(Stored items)
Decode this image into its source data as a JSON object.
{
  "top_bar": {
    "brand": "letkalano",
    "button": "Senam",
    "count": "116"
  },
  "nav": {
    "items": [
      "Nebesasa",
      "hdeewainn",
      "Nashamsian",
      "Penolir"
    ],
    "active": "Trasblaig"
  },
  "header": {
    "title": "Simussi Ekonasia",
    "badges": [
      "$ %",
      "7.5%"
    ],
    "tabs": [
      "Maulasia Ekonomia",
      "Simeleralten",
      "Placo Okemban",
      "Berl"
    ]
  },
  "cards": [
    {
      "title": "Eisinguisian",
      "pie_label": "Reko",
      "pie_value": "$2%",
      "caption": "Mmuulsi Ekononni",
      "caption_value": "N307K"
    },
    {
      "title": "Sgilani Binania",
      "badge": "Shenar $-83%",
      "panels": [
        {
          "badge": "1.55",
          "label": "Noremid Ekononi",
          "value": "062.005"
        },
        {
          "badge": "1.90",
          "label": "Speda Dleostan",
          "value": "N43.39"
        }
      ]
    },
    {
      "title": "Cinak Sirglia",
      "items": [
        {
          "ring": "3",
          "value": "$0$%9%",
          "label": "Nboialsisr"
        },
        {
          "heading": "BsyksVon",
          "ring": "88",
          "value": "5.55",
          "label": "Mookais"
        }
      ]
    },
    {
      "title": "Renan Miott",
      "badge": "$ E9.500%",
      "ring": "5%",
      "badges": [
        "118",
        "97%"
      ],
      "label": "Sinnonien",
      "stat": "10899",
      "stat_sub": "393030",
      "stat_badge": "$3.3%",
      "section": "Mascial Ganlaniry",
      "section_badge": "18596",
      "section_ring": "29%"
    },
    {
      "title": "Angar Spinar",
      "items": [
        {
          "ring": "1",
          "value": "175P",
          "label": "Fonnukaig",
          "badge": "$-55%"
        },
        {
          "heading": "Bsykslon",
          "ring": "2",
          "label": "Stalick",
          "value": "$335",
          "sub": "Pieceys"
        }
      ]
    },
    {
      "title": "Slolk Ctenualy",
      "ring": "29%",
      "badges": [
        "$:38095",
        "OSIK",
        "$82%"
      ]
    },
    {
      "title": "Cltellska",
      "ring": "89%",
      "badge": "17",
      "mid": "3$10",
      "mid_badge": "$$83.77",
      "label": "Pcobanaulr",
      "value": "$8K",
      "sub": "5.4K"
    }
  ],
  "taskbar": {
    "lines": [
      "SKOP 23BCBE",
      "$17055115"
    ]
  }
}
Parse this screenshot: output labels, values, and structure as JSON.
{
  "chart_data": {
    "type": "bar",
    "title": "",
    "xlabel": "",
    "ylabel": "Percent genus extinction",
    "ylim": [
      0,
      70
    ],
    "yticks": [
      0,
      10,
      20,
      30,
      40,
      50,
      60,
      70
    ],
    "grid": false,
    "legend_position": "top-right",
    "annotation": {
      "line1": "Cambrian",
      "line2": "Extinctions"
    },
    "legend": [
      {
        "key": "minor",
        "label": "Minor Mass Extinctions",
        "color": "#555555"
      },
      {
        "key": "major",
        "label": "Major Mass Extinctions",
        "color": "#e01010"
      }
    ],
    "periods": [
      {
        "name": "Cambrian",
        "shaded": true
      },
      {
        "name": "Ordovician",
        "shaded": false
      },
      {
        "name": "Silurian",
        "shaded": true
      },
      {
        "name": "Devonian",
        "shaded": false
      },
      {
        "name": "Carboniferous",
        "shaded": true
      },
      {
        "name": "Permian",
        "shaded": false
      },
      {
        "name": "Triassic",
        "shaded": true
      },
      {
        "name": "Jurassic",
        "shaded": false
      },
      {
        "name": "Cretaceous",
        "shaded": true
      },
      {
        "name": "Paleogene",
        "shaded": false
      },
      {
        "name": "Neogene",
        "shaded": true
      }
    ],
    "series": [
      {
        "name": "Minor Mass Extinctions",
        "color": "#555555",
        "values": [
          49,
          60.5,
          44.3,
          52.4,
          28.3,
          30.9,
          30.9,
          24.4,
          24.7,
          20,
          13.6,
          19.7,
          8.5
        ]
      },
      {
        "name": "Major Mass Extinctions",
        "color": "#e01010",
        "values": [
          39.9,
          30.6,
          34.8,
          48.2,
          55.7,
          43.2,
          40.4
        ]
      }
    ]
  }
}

§ **Task description**
Retype the whole listing above exactly.

§ **Solved exercise**
Decode this image into its source data as a JSON object.
{
  "top_bar": {
    "brand": "letkalano",
    "button": "Senam",
    "count": "116"
  },
  "nav": {
    "items": [
      "Nebesasa",
      "hdeewainn",
      "Nashamsian",
      "Penolir"
    ],
    "active": "Trasblaig"
  },
  "header": {
    "title": "Simussi Ekonasia",
    "badges": [
      "$ %",
      "7.5%"
    ],
    "tabs": [
      "Maulasia Ekonomia",
      "Simeleralten",
      "Placo Okemban",
      "Berl"
    ]
  },
  "cards": [
    {
      "title": "Eisinguisian",
      "pie_label": "Reko",
      "pie_value": "$2%",
      "caption": "Mmuulsi Ekononni",
      "caption_value": "N307K"
    },
    {
      "title": "Sgilani Binania",
      "badge": "Shenar $-83%",
      "panels": [
        {
          "badge": "1.55",
          "label": "Noremid Ekononi",
          "value": "062.005"
        },
        {
          "badge": "1.90",
          "label": "Speda Dleostan",
          "value": "N43.39"
        }
      ]
    },
    {
      "title": "Cinak Sirglia",
      "items": [
        {
          "ring": "3",
          "value": "$0$%9%",
          "label": "Nboialsisr"
        },
        {
          "heading": "BsyksVon",
          "ring": "88",
          "value": "5.55",
          "label": "Mookais"
        }
      ]
    },
    {
      "title": "Renan Miott",
      "badge": "$ E9.500%",
      "ring": "5%",
      "badges": [
        "118",
        "97%"
      ],
      "label": "Sinnonien",
      "stat": "10899",
      "stat_sub": "393030",
      "stat_badge": "$3.3%",
      "section": "Mascial Ganlaniry",
      "section_badge": "18596",
      "section_ring": "29%"
    },
    {
      "title": "Angar Spinar",
      "items": [
        {
          "ring": "1",
          "value": "175P",
          "label": "Fonnukaig",
          "badge": "$-55%"
        },
        {
          "heading": "Bsykslon",
          "ring": "2",
          "label": "Stalick",
          "value": "$335",
          "sub": "Pieceys"
        }
      ]
    },
    {
      "title": "Slolk Ctenualy",
      "ring": "29%",
      "badges": [
        "$:38095",
        "OSIK",
        "$82%"
      ]
    },
    {
      "title": "Cltellska",
      "ring": "89%",
      "badge": "17",
      "mid": "3$10",
      "mid_badge": "$$83.77",
      "label": "Pcobanaulr",
      "value": "$8K",
      "sub": "5.4K"
    }
  ],
  "taskbar": {
    "lines": [
      "SKOP 23BCBE",
      "$17055115"
    ]
  }
}
Parse this screenshot: output labels, values, and structure as JSON.
{
  "chart_data": {
    "type": "bar",
    "title": "",
    "xlabel": "",
    "ylabel": "Percent genus extinction",
    "ylim": [
      0,
      70
    ],
    "yticks": [
      0,
      10,
      20,
      30,
      40,
      50,
      60,
      70
    ],
    "grid": false,
    "legend_position": "top-right",
    "annotation": {
      "line1": "Cambrian",
      "line2": "Extinctions"
    },
    "legend": [
      {
        "key": "minor",
        "label": "Minor Mass Extinctions",
        "color": "#555555"
      },
      {
        "key": "major",
        "label": "Major Mass Extinctions",
        "color": "#e01010"
      }
    ],
    "periods": [
      {
        "name": "Cambrian",
        "shaded": true
      },
      {
        "name": "Ordovician",
        "shaded": false
      },
      {
        "name": "Silurian",
        "shaded": true
      },
      {
        "name": "Devonian",
        "shaded": false
      },
      {
        "name": "Carboniferous",
        "shaded": true
      },
      {
        "name": "Permian",
        "shaded": false
      },
      {
        "name": "Triassic",
        "shaded": true
      },
      {
        "name": "Jurassic",
        "shaded": false
      },
      {
        "name": "Cretaceous",
        "shaded": true
      },
      {
        "name": "Paleogene",
        "shaded": false
      },
      {
        "name": "Neogene",
        "shaded": true
      }
    ],
    "series": [
      {
        "name": "Minor Mass Extinctions",
        "color": "#555555",
        "values": [
          49,
          60.5,
          44.3,
          52.4,
          28.3,
          30.9,
          30.9,
          24.4,
          24.7,
          20,
          13.6,
          19.7,
          8.5
        ]
      },
      {
        "name": "Major Mass Extinctions",
        "color": "#e01010",
        "values": [
          39.9,
          30.6,
          34.8,
          48.2,
          55.7,
          43.2,
          40.4
        ]
      }
    ]
  }
}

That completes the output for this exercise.